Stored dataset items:
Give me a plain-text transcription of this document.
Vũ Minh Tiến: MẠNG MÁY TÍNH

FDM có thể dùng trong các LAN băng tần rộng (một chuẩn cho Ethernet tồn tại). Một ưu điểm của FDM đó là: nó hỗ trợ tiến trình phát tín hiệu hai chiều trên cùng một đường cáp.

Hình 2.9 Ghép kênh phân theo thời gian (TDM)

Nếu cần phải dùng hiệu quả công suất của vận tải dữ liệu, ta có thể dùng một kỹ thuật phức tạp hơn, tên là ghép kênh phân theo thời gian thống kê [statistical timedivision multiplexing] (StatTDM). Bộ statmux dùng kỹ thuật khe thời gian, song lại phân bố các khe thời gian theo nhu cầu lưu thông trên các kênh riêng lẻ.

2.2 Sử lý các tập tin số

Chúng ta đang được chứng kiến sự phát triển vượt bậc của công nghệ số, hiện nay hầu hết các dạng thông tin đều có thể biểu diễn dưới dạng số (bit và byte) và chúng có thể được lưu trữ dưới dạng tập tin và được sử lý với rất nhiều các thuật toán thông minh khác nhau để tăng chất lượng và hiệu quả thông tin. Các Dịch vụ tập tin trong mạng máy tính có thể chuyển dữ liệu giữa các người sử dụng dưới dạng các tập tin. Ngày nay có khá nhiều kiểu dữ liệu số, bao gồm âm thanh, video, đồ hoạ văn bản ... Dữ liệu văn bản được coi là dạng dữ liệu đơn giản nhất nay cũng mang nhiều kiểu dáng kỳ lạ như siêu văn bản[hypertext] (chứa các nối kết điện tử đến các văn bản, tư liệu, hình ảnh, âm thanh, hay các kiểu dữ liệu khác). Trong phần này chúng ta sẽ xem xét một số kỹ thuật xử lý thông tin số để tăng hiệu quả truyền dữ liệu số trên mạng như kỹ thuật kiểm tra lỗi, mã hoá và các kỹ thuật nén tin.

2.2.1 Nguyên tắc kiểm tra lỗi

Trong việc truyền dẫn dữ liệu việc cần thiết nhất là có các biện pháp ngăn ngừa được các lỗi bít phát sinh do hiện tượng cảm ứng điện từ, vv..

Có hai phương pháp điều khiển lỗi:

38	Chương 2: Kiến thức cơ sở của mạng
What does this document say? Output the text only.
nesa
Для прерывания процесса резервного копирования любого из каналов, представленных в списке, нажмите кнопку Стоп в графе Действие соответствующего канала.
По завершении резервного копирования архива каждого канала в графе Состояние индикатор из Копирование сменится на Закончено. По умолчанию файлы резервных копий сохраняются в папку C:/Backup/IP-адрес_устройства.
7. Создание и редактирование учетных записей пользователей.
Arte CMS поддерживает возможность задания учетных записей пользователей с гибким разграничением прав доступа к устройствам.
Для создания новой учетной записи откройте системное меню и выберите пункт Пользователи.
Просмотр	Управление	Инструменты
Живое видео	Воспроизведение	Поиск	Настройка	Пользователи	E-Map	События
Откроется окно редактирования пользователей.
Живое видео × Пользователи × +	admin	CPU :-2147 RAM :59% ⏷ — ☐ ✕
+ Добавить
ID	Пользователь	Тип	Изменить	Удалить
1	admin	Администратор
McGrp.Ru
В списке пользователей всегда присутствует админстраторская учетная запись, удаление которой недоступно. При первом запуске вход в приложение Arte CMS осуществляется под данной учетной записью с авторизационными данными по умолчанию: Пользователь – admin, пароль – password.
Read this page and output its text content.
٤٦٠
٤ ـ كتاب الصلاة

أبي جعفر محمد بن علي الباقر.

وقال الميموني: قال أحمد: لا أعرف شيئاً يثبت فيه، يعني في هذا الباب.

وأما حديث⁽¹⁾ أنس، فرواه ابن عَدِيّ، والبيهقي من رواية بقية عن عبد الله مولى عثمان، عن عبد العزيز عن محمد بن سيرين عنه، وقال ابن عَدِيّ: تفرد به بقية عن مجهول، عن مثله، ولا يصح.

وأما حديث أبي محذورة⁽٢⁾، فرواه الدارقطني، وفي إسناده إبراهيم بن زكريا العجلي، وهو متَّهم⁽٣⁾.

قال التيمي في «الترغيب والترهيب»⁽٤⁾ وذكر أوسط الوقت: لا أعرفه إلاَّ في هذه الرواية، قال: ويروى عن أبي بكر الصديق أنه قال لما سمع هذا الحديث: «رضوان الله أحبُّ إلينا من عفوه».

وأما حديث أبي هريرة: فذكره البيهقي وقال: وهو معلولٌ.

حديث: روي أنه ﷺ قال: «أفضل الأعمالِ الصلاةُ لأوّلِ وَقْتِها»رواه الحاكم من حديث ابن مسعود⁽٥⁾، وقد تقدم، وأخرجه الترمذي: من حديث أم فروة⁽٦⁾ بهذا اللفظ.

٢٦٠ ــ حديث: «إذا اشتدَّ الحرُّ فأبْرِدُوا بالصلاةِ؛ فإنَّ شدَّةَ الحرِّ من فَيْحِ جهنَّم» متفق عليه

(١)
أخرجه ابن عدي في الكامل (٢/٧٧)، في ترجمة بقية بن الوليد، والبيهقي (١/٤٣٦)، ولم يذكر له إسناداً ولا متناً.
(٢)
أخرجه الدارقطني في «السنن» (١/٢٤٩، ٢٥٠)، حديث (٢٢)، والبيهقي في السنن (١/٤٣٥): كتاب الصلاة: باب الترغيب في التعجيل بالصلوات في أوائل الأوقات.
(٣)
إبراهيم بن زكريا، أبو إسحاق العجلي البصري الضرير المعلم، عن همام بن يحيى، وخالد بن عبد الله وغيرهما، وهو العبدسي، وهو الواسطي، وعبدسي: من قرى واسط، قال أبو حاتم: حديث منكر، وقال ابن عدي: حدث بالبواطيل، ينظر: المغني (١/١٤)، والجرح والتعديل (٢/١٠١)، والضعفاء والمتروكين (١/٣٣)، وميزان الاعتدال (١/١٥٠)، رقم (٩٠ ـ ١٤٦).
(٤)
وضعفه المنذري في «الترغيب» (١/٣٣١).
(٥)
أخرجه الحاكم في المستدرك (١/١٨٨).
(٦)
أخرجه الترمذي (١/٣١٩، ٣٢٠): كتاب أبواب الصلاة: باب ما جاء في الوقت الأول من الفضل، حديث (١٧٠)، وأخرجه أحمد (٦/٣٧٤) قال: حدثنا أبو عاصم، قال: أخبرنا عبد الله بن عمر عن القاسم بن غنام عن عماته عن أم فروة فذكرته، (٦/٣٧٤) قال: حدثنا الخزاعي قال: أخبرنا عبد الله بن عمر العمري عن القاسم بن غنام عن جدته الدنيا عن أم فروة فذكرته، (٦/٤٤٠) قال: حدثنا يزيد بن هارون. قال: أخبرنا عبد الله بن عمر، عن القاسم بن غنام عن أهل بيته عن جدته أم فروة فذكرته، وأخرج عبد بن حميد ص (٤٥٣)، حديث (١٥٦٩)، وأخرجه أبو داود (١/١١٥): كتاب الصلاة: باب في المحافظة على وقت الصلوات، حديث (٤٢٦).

Stated task - Filter the entries above down to the lines containing the word "وأما".

Response to this exercise -
وأما حديث⁽¹⁾ أنس، فرواه ابن عَدِيّ، والبيهقي من رواية بقية عن عبد الله مولى عثمان، عن عبد العزيز عن محمد بن سيرين عنه، وقال ابن عَدِيّ: تفرد به بقية عن مجهول، عن مثله، ولا يصح.
وأما حديث أبي محذورة⁽٢⁾، فرواه الدارقطني، وفي إسناده إبراهيم بن زكريا العجلي، وهو متَّهم⁽٣⁾.
وأما حديث أبي هريرة: فذكره البيهقي وقال: وهو معلولٌ.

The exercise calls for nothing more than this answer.